Only lines with the word "image" are needed; collect each of them from the listing below.

═══ Supplied records

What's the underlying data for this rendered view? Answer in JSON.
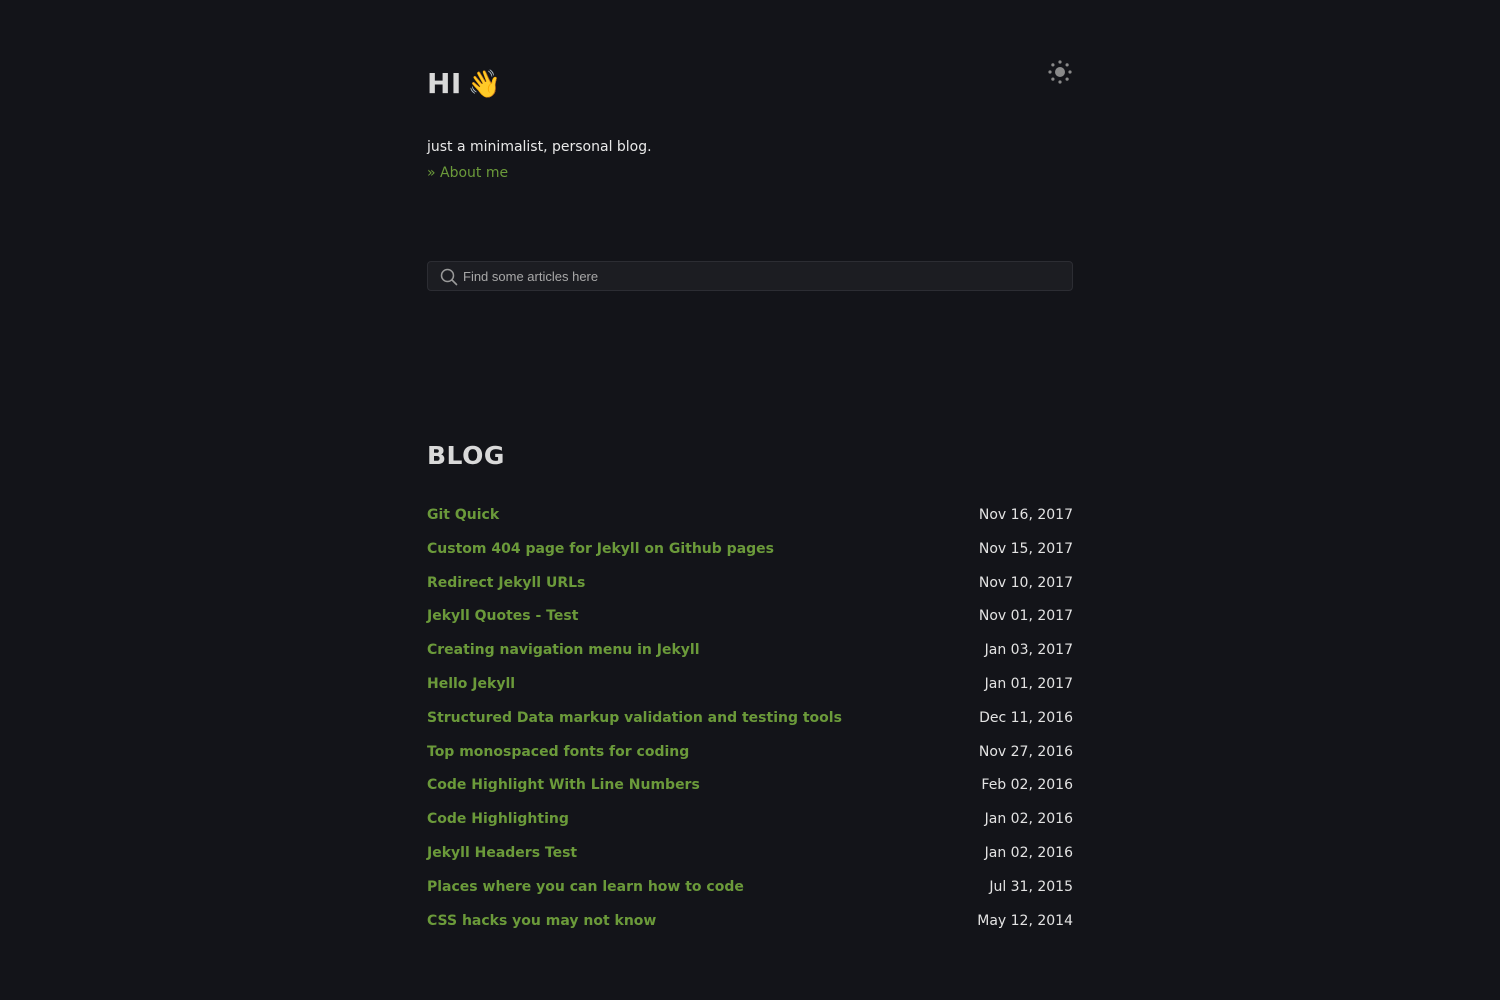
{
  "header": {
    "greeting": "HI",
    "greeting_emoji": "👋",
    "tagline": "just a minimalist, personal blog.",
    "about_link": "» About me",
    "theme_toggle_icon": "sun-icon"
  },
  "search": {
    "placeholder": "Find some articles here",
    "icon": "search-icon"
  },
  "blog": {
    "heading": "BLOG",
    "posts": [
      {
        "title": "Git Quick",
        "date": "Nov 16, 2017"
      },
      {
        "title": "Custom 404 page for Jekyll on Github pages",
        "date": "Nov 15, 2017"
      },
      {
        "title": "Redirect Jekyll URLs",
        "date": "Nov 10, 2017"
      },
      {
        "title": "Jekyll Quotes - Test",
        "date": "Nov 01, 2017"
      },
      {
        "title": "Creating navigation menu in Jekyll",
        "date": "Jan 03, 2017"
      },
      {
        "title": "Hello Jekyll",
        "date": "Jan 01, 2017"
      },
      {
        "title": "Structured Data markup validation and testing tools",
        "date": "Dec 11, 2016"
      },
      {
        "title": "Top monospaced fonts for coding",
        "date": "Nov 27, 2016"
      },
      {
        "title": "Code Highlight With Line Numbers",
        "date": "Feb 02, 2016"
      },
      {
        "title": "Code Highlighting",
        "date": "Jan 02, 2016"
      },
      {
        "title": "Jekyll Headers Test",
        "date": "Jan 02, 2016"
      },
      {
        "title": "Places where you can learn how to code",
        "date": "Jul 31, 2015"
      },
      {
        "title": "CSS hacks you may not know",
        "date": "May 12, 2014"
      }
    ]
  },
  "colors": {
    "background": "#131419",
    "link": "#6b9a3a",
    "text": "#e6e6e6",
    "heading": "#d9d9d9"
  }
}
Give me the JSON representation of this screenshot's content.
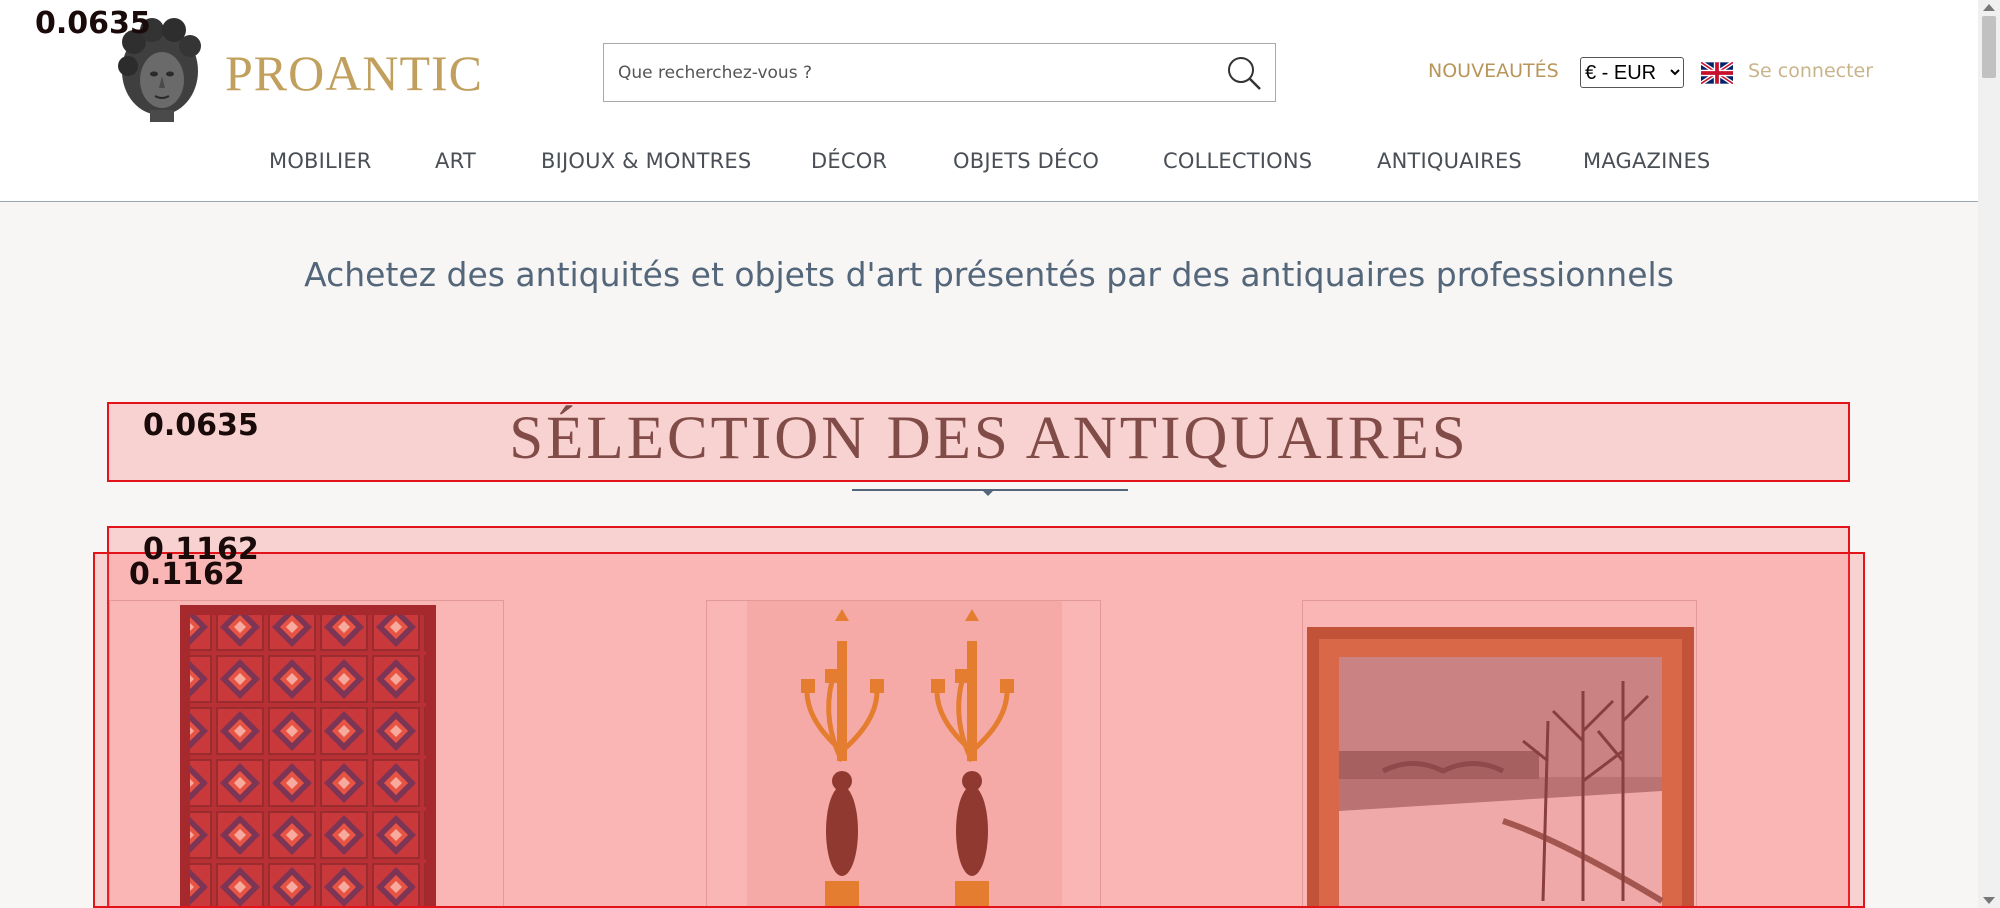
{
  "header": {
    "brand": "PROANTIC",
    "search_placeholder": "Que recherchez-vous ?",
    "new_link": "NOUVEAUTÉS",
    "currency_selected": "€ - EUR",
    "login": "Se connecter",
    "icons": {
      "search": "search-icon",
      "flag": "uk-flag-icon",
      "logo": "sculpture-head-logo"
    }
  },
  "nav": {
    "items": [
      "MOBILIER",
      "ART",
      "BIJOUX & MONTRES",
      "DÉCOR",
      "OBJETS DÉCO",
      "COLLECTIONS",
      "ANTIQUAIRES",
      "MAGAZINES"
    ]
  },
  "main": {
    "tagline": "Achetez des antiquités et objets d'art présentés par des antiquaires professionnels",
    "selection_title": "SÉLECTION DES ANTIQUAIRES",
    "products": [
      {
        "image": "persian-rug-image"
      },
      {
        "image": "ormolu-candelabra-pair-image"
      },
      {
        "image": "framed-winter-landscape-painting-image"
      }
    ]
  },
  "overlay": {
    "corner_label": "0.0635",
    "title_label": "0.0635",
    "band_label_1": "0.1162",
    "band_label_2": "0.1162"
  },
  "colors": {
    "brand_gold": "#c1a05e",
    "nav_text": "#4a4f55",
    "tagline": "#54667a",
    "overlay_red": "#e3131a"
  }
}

══════

**Solution to this exercise**
        "image": "persian-rug-image"
        "image": "ormolu-candelabra-pair-image"
        "image": "framed-winter-landscape-painting-image"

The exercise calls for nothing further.